### Stated exercise
Restate the whole listing word for word. Pictures are left out.

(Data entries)
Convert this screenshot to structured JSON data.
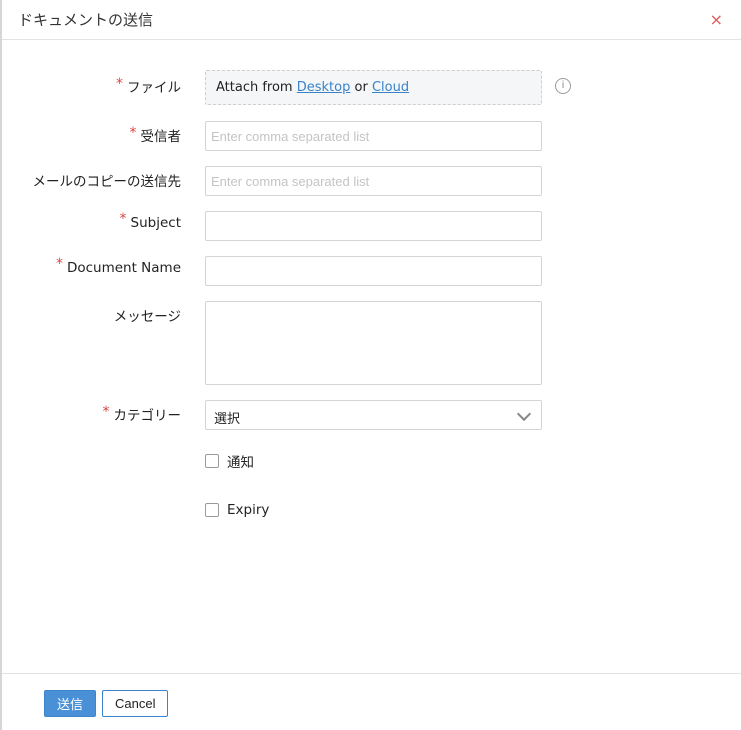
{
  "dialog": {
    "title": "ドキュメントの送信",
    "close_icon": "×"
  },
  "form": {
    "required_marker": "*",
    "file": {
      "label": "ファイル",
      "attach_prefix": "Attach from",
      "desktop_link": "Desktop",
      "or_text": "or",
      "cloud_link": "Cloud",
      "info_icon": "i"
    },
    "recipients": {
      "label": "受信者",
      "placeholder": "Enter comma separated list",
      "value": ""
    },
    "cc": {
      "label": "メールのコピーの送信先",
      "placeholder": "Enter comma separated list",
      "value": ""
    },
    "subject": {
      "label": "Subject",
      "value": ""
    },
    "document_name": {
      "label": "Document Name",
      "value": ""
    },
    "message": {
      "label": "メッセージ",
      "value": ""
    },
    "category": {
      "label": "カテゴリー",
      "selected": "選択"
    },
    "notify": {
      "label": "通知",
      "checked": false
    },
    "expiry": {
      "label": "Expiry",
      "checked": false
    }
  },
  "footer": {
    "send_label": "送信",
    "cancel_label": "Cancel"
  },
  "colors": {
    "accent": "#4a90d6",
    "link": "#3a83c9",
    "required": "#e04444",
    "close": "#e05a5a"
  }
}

### Response
Convert this screenshot to structured JSON data.
{
  "dialog": {
    "title": "ドキュメントの送信",
    "close_icon": "×"
  },
  "form": {
    "required_marker": "*",
    "file": {
      "label": "ファイル",
      "attach_prefix": "Attach from",
      "desktop_link": "Desktop",
      "or_text": "or",
      "cloud_link": "Cloud",
      "info_icon": "i"
    },
    "recipients": {
      "label": "受信者",
      "placeholder": "Enter comma separated list",
      "value": ""
    },
    "cc": {
      "label": "メールのコピーの送信先",
      "placeholder": "Enter comma separated list",
      "value": ""
    },
    "subject": {
      "label": "Subject",
      "value": ""
    },
    "document_name": {
      "label": "Document Name",
      "value": ""
    },
    "message": {
      "label": "メッセージ",
      "value": ""
    },
    "category": {
      "label": "カテゴリー",
      "selected": "選択"
    },
    "notify": {
      "label": "通知",
      "checked": false
    },
    "expiry": {
      "label": "Expiry",
      "checked": false
    }
  },
  "footer": {
    "send_label": "送信",
    "cancel_label": "Cancel"
  },
  "colors": {
    "accent": "#4a90d6",
    "link": "#3a83c9",
    "required": "#e04444",
    "close": "#e05a5a"
  }
}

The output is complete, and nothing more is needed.